BEGIN

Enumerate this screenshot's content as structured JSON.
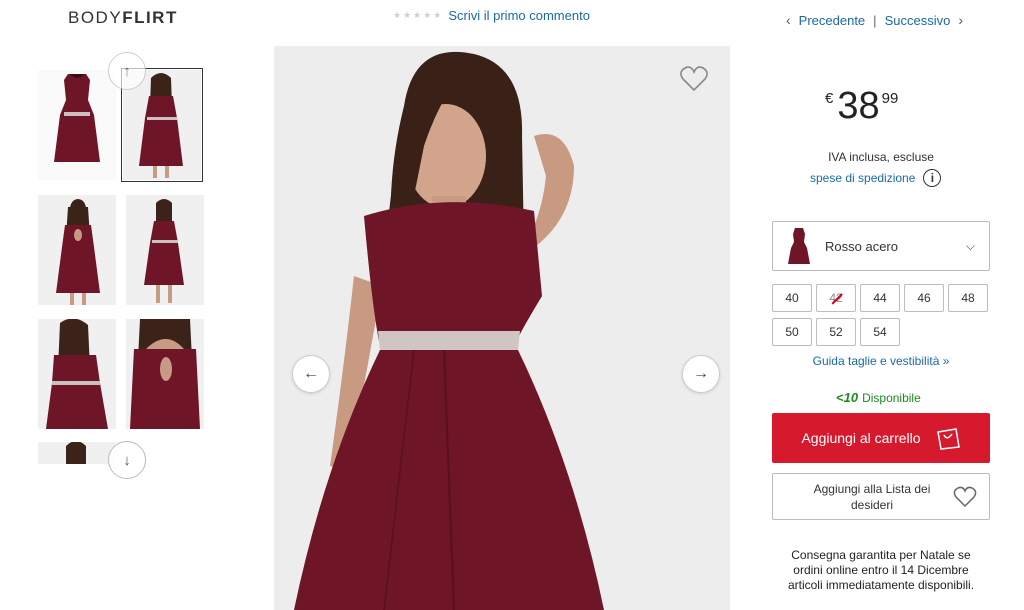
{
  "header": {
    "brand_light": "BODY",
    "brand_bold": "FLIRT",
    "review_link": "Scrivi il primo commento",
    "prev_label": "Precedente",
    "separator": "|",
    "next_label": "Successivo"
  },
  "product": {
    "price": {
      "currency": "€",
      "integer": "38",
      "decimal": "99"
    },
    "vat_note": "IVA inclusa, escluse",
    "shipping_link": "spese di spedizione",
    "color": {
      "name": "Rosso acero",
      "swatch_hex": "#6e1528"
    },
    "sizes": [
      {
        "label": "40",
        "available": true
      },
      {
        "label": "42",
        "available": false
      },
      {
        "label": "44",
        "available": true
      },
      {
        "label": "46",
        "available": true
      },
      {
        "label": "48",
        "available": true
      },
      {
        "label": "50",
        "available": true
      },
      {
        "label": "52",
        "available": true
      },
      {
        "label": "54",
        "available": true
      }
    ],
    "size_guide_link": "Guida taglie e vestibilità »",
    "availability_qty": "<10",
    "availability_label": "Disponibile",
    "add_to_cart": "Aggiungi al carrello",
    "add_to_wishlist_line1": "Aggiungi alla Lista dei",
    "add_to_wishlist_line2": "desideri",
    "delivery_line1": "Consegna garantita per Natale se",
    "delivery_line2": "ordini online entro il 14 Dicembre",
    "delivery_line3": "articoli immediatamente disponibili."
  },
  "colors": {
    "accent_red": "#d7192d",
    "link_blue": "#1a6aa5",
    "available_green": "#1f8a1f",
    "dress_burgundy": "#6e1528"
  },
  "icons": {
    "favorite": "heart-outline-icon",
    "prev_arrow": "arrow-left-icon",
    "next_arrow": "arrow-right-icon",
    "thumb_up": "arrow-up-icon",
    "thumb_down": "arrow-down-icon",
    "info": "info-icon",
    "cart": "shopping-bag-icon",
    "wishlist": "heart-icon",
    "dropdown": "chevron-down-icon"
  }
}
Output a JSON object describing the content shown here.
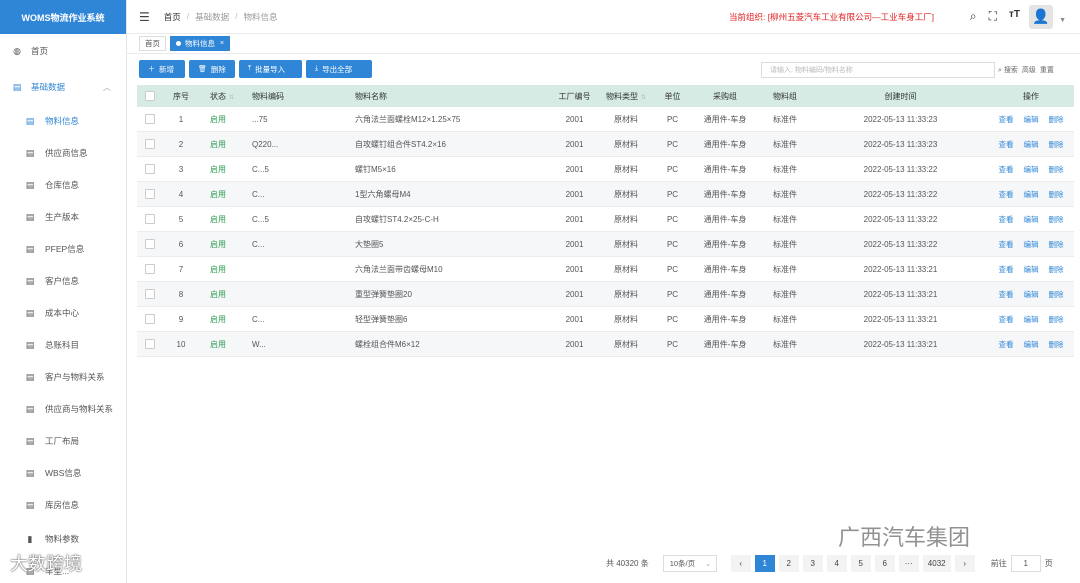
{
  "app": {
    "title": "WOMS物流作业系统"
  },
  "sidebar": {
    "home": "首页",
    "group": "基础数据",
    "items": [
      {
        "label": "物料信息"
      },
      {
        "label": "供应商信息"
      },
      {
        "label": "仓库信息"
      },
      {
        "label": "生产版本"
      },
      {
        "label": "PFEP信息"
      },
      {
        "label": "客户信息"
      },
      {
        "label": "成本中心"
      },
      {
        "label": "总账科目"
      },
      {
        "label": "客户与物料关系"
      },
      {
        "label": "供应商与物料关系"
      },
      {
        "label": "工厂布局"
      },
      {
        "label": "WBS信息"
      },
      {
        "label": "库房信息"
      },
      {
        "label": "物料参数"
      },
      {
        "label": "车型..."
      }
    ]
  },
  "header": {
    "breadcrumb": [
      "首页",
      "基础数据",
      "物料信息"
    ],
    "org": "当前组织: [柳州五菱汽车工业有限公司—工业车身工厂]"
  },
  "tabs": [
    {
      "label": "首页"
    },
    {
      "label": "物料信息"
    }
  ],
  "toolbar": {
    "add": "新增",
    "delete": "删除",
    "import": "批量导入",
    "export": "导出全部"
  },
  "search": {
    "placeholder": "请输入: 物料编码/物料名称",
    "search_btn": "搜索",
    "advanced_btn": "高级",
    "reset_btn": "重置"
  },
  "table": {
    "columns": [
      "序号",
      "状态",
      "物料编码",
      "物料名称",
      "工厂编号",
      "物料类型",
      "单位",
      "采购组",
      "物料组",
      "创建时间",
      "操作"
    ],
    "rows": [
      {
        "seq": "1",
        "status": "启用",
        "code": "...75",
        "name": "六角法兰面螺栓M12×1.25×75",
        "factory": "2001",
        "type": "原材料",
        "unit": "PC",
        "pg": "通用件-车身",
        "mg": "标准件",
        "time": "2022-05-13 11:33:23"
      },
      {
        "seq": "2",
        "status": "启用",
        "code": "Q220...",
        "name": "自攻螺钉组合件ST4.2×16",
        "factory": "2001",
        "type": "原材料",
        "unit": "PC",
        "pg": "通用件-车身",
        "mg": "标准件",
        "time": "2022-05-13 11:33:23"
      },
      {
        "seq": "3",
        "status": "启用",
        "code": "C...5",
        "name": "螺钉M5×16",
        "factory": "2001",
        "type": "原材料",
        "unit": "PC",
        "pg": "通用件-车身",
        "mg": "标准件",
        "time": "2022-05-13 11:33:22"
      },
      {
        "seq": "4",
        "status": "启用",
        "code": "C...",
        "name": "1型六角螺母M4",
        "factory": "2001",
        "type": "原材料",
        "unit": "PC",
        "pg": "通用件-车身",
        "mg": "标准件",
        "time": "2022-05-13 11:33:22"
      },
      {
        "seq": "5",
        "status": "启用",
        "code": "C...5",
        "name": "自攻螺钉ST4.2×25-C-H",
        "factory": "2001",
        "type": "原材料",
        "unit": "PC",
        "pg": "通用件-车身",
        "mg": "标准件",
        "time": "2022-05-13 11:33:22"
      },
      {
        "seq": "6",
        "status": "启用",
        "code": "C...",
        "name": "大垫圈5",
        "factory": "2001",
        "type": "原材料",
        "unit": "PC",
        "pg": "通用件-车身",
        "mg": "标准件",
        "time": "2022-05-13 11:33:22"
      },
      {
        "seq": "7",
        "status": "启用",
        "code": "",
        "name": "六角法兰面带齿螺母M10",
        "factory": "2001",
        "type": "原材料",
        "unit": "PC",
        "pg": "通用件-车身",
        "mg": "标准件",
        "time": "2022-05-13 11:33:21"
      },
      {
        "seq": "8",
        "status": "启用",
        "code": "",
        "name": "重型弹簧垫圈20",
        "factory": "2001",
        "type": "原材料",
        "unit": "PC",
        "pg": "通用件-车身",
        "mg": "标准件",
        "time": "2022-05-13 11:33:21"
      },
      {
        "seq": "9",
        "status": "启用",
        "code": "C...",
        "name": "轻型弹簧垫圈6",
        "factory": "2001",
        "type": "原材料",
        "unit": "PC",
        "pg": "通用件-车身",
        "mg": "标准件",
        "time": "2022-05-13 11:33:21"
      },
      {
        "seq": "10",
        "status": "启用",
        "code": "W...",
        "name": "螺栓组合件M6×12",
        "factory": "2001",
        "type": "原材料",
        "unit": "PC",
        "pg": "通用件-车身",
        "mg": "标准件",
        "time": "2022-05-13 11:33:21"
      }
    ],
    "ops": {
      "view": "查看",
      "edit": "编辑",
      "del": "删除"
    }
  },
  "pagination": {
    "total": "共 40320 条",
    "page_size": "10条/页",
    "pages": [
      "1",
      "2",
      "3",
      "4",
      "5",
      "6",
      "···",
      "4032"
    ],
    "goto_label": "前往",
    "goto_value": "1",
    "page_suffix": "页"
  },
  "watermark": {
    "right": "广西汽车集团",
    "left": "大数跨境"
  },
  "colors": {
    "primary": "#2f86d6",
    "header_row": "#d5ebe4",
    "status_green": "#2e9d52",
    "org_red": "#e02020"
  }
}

END
BEGIN

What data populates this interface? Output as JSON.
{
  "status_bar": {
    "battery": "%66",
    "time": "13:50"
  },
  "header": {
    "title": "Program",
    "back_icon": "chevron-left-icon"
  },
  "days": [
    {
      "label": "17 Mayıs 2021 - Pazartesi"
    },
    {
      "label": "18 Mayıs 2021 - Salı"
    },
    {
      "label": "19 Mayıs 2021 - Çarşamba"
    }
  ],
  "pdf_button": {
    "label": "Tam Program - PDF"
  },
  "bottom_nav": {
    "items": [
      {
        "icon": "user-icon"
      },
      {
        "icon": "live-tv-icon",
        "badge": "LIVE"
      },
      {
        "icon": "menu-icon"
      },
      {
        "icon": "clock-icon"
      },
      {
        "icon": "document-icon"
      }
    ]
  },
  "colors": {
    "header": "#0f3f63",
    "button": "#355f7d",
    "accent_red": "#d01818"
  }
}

END

_Given problem_. Look through the entries and find each line that has the string "this". Copy those lines.

_Task solution_.
Enumerate this screenshot's content as structured JSON.
What data populates this interface? Output as JSON.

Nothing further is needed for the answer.